» **Problem to work on**
Your task is to output the listing word for word, with pictures excluded.
+===+
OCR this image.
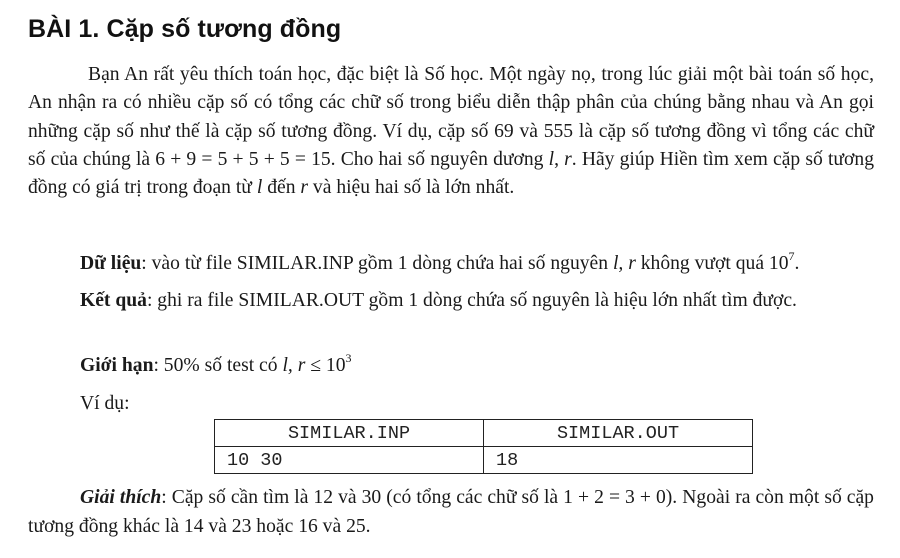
BÀI 1. Cặp số tương đồng

Bạn An rất yêu thích toán học, đặc biệt là Số học. Một ngày nọ, trong lúc giải một bài toán số học, An nhận ra có nhiều cặp số có tổng các chữ số trong biểu diễn thập phân của chúng bằng nhau và An gọi những cặp số như thế là cặp số tương đồng. Ví dụ, cặp số 69 và 555 là cặp số tương đồng vì tổng các chữ số của chúng là 6 + 9 = 5 + 5 + 5 = 15. Cho hai số nguyên dương l, r. Hãy giúp Hiền tìm xem cặp số tương đồng có giá trị trong đoạn từ l đến r và hiệu hai số là lớn nhất.

Dữ liệu: vào từ file SIMILAR.INP gồm 1 dòng chứa hai số nguyên l, r không vượt quá $10^7$.

Kết quả: ghi ra file SIMILAR.OUT gồm 1 dòng chứa số nguyên là hiệu lớn nhất tìm được.

Giới hạn: 50% số test có l, $r \le 10^3$

Ví dụ:

SIMILAR.INP	SIMILAR.OUT
10 30	18

Giải thích: Cặp số cần tìm là 12 và 30 (có tổng các chữ số là 1 + 2 = 3 + 0). Ngoài ra còn một số cặp tương đồng khác là 14 và 23 hoặc 16 và 25.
+===+
» **Result of this exercise**
OCR this image.
BÀI 1. Cặp số tương đồng

Bạn An rất yêu thích toán học, đặc biệt là Số học. Một ngày nọ, trong lúc giải một bài toán số học, An nhận ra có nhiều cặp số có tổng các chữ số trong biểu diễn thập phân của chúng bằng nhau và An gọi những cặp số như thế là cặp số tương đồng. Ví dụ, cặp số 69 và 555 là cặp số tương đồng vì tổng các chữ số của chúng là 6 + 9 = 5 + 5 + 5 = 15. Cho hai số nguyên dương l, r. Hãy giúp Hiền tìm xem cặp số tương đồng có giá trị trong đoạn từ l đến r và hiệu hai số là lớn nhất.

Dữ liệu: vào từ file SIMILAR.INP gồm 1 dòng chứa hai số nguyên l, r không vượt quá $10^7$.

Kết quả: ghi ra file SIMILAR.OUT gồm 1 dòng chứa số nguyên là hiệu lớn nhất tìm được.

Giới hạn: 50% số test có l, $r \le 10^3$

Ví dụ:

SIMILAR.INP	SIMILAR.OUT
10 30	18

Giải thích: Cặp số cần tìm là 12 và 30 (có tổng các chữ số là 1 + 2 = 3 + 0). Ngoài ra còn một số cặp tương đồng khác là 14 và 23 hoặc 16 và 25.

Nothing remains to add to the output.